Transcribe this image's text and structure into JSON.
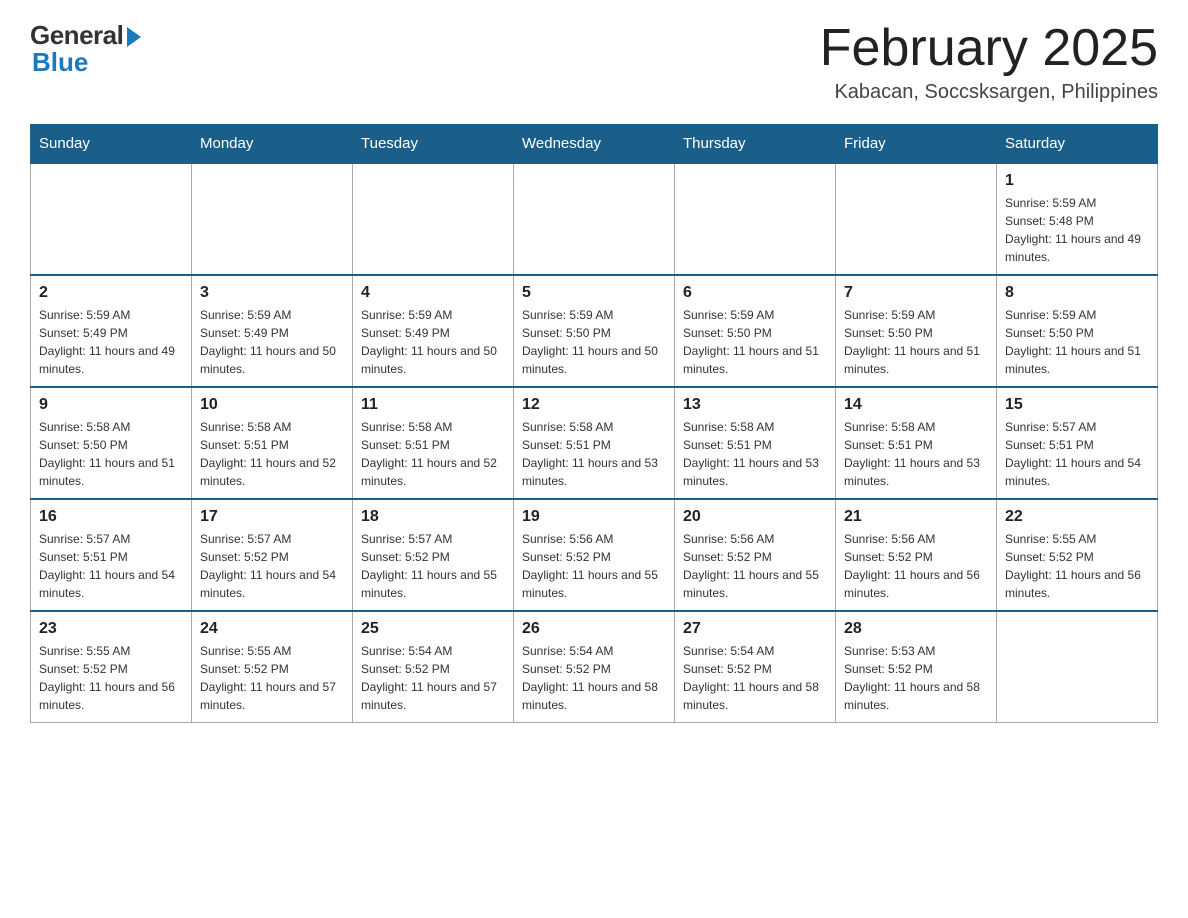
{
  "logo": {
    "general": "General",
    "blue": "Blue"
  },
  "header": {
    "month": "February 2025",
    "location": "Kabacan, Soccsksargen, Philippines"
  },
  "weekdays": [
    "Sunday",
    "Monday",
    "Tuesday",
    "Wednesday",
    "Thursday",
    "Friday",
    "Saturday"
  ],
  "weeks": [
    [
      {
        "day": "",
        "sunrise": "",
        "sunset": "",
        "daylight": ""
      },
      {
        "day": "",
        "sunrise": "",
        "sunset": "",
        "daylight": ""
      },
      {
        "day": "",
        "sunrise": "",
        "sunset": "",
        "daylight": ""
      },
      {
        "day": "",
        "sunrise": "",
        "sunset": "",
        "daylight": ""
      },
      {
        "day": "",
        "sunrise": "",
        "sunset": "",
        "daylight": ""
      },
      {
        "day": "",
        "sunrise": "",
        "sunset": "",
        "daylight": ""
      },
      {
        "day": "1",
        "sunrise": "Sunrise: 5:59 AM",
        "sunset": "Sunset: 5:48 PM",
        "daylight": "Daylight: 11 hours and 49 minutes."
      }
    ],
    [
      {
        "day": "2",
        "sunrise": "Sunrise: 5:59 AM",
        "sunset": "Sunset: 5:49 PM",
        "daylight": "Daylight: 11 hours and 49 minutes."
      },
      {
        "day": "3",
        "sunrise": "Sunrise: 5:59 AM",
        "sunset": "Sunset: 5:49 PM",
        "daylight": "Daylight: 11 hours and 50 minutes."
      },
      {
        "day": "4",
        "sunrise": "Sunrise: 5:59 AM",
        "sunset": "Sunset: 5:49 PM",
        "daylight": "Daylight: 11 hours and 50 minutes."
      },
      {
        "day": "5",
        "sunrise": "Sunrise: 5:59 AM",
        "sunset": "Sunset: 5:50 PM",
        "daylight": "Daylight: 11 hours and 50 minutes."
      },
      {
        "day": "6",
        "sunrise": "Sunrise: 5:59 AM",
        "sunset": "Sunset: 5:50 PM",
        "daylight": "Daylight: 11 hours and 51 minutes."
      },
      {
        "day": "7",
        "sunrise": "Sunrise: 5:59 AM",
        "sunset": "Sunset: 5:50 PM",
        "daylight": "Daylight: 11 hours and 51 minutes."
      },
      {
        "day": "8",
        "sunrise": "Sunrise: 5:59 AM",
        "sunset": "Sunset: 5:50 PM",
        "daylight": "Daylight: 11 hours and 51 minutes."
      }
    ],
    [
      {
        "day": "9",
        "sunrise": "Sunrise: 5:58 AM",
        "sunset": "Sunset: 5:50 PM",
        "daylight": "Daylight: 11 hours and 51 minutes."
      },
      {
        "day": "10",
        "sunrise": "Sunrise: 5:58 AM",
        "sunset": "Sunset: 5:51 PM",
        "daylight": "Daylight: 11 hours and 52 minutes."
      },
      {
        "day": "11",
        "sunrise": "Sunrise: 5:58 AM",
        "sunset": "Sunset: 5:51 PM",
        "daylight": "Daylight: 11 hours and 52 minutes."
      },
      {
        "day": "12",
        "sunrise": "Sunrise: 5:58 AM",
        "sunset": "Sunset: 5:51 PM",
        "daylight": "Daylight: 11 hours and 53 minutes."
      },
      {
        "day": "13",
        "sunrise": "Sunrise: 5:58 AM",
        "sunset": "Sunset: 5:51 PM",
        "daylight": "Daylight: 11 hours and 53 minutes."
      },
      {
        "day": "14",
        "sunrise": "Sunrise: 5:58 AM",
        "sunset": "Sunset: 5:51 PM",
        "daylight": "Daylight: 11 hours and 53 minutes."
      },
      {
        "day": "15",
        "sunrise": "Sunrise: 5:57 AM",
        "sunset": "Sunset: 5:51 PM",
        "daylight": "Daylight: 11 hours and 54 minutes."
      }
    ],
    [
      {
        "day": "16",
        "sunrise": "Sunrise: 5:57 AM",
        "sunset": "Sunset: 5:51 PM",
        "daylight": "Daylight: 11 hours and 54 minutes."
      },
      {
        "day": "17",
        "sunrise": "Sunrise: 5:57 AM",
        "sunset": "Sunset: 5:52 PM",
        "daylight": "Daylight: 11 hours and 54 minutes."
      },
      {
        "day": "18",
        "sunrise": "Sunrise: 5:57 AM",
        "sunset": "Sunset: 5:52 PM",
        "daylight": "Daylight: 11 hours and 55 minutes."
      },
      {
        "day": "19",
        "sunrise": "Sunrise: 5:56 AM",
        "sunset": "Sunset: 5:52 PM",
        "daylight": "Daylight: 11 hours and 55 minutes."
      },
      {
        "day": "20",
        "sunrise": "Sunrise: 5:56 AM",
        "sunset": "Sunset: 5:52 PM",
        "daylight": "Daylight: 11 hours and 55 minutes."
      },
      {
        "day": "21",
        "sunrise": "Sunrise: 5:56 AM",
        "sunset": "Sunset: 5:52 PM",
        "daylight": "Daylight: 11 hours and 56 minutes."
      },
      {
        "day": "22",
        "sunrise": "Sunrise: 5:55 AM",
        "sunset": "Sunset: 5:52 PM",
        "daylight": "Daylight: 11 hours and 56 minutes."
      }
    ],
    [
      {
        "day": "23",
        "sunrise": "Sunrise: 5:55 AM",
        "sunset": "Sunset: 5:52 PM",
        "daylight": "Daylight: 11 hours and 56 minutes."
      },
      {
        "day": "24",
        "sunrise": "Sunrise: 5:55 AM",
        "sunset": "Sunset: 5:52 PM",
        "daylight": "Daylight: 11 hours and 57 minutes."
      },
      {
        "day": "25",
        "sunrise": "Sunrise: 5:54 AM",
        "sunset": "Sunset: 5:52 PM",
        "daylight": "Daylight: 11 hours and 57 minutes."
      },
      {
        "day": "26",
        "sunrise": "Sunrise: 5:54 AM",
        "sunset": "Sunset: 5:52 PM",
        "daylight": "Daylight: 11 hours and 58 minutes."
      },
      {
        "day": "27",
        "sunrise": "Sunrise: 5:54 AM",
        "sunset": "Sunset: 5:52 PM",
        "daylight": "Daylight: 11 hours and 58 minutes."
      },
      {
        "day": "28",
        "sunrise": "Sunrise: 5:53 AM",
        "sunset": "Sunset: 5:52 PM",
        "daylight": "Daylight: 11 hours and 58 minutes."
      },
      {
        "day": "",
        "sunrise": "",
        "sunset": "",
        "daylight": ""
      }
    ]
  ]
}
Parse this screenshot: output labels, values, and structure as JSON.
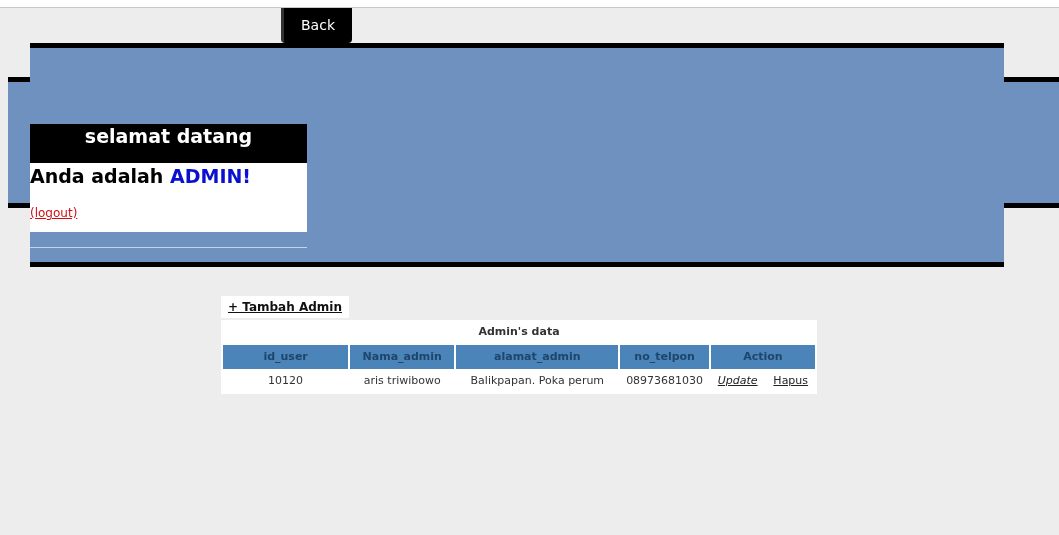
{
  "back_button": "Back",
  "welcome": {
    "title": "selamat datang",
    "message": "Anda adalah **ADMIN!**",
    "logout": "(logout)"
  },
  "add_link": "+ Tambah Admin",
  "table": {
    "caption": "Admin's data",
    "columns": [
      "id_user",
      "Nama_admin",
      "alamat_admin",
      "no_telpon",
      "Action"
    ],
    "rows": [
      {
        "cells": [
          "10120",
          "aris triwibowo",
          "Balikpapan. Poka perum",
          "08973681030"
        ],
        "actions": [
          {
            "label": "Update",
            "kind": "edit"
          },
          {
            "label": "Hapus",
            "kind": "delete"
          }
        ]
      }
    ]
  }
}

= Job =
Give all the entries again exactly, dropping each picture.

= Answer to the problem =
Transcribe this image's text and structure into JSON.
{
  "logo": {
    "general": "General",
    "blue": "Blue"
  },
  "header": {
    "month": "February 2025",
    "location": "Kabacan, Soccsksargen, Philippines"
  },
  "weekdays": [
    "Sunday",
    "Monday",
    "Tuesday",
    "Wednesday",
    "Thursday",
    "Friday",
    "Saturday"
  ],
  "weeks": [
    [
      {
        "day": "",
        "sunrise": "",
        "sunset": "",
        "daylight": ""
      },
      {
        "day": "",
        "sunrise": "",
        "sunset": "",
        "daylight": ""
      },
      {
        "day": "",
        "sunrise": "",
        "sunset": "",
        "daylight": ""
      },
      {
        "day": "",
        "sunrise": "",
        "sunset": "",
        "daylight": ""
      },
      {
        "day": "",
        "sunrise": "",
        "sunset": "",
        "daylight": ""
      },
      {
        "day": "",
        "sunrise": "",
        "sunset": "",
        "daylight": ""
      },
      {
        "day": "1",
        "sunrise": "Sunrise: 5:59 AM",
        "sunset": "Sunset: 5:48 PM",
        "daylight": "Daylight: 11 hours and 49 minutes."
      }
    ],
    [
      {
        "day": "2",
        "sunrise": "Sunrise: 5:59 AM",
        "sunset": "Sunset: 5:49 PM",
        "daylight": "Daylight: 11 hours and 49 minutes."
      },
      {
        "day": "3",
        "sunrise": "Sunrise: 5:59 AM",
        "sunset": "Sunset: 5:49 PM",
        "daylight": "Daylight: 11 hours and 50 minutes."
      },
      {
        "day": "4",
        "sunrise": "Sunrise: 5:59 AM",
        "sunset": "Sunset: 5:49 PM",
        "daylight": "Daylight: 11 hours and 50 minutes."
      },
      {
        "day": "5",
        "sunrise": "Sunrise: 5:59 AM",
        "sunset": "Sunset: 5:50 PM",
        "daylight": "Daylight: 11 hours and 50 minutes."
      },
      {
        "day": "6",
        "sunrise": "Sunrise: 5:59 AM",
        "sunset": "Sunset: 5:50 PM",
        "daylight": "Daylight: 11 hours and 51 minutes."
      },
      {
        "day": "7",
        "sunrise": "Sunrise: 5:59 AM",
        "sunset": "Sunset: 5:50 PM",
        "daylight": "Daylight: 11 hours and 51 minutes."
      },
      {
        "day": "8",
        "sunrise": "Sunrise: 5:59 AM",
        "sunset": "Sunset: 5:50 PM",
        "daylight": "Daylight: 11 hours and 51 minutes."
      }
    ],
    [
      {
        "day": "9",
        "sunrise": "Sunrise: 5:58 AM",
        "sunset": "Sunset: 5:50 PM",
        "daylight": "Daylight: 11 hours and 51 minutes."
      },
      {
        "day": "10",
        "sunrise": "Sunrise: 5:58 AM",
        "sunset": "Sunset: 5:51 PM",
        "daylight": "Daylight: 11 hours and 52 minutes."
      },
      {
        "day": "11",
        "sunrise": "Sunrise: 5:58 AM",
        "sunset": "Sunset: 5:51 PM",
        "daylight": "Daylight: 11 hours and 52 minutes."
      },
      {
        "day": "12",
        "sunrise": "Sunrise: 5:58 AM",
        "sunset": "Sunset: 5:51 PM",
        "daylight": "Daylight: 11 hours and 53 minutes."
      },
      {
        "day": "13",
        "sunrise": "Sunrise: 5:58 AM",
        "sunset": "Sunset: 5:51 PM",
        "daylight": "Daylight: 11 hours and 53 minutes."
      },
      {
        "day": "14",
        "sunrise": "Sunrise: 5:58 AM",
        "sunset": "Sunset: 5:51 PM",
        "daylight": "Daylight: 11 hours and 53 minutes."
      },
      {
        "day": "15",
        "sunrise": "Sunrise: 5:57 AM",
        "sunset": "Sunset: 5:51 PM",
        "daylight": "Daylight: 11 hours and 54 minutes."
      }
    ],
    [
      {
        "day": "16",
        "sunrise": "Sunrise: 5:57 AM",
        "sunset": "Sunset: 5:51 PM",
        "daylight": "Daylight: 11 hours and 54 minutes."
      },
      {
        "day": "17",
        "sunrise": "Sunrise: 5:57 AM",
        "sunset": "Sunset: 5:52 PM",
        "daylight": "Daylight: 11 hours and 54 minutes."
      },
      {
        "day": "18",
        "sunrise": "Sunrise: 5:57 AM",
        "sunset": "Sunset: 5:52 PM",
        "daylight": "Daylight: 11 hours and 55 minutes."
      },
      {
        "day": "19",
        "sunrise": "Sunrise: 5:56 AM",
        "sunset": "Sunset: 5:52 PM",
        "daylight": "Daylight: 11 hours and 55 minutes."
      },
      {
        "day": "20",
        "sunrise": "Sunrise: 5:56 AM",
        "sunset": "Sunset: 5:52 PM",
        "daylight": "Daylight: 11 hours and 55 minutes."
      },
      {
        "day": "21",
        "sunrise": "Sunrise: 5:56 AM",
        "sunset": "Sunset: 5:52 PM",
        "daylight": "Daylight: 11 hours and 56 minutes."
      },
      {
        "day": "22",
        "sunrise": "Sunrise: 5:55 AM",
        "sunset": "Sunset: 5:52 PM",
        "daylight": "Daylight: 11 hours and 56 minutes."
      }
    ],
    [
      {
        "day": "23",
        "sunrise": "Sunrise: 5:55 AM",
        "sunset": "Sunset: 5:52 PM",
        "daylight": "Daylight: 11 hours and 56 minutes."
      },
      {
        "day": "24",
        "sunrise": "Sunrise: 5:55 AM",
        "sunset": "Sunset: 5:52 PM",
        "daylight": "Daylight: 11 hours and 57 minutes."
      },
      {
        "day": "25",
        "sunrise": "Sunrise: 5:54 AM",
        "sunset": "Sunset: 5:52 PM",
        "daylight": "Daylight: 11 hours and 57 minutes."
      },
      {
        "day": "26",
        "sunrise": "Sunrise: 5:54 AM",
        "sunset": "Sunset: 5:52 PM",
        "daylight": "Daylight: 11 hours and 58 minutes."
      },
      {
        "day": "27",
        "sunrise": "Sunrise: 5:54 AM",
        "sunset": "Sunset: 5:52 PM",
        "daylight": "Daylight: 11 hours and 58 minutes."
      },
      {
        "day": "28",
        "sunrise": "Sunrise: 5:53 AM",
        "sunset": "Sunset: 5:52 PM",
        "daylight": "Daylight: 11 hours and 58 minutes."
      },
      {
        "day": "",
        "sunrise": "",
        "sunset": "",
        "daylight": ""
      }
    ]
  ]
}
Parse this screenshot: output labels, values, and structure as JSON.
{
  "back_button": "Back",
  "welcome": {
    "title": "selamat datang",
    "message": "Anda adalah **ADMIN!**",
    "logout": "(logout)"
  },
  "add_link": "+ Tambah Admin",
  "table": {
    "caption": "Admin's data",
    "columns": [
      "id_user",
      "Nama_admin",
      "alamat_admin",
      "no_telpon",
      "Action"
    ],
    "rows": [
      {
        "cells": [
          "10120",
          "aris triwibowo",
          "Balikpapan. Poka perum",
          "08973681030"
        ],
        "actions": [
          {
            "label": "Update",
            "kind": "edit"
          },
          {
            "label": "Hapus",
            "kind": "delete"
          }
        ]
      }
    ]
  }
}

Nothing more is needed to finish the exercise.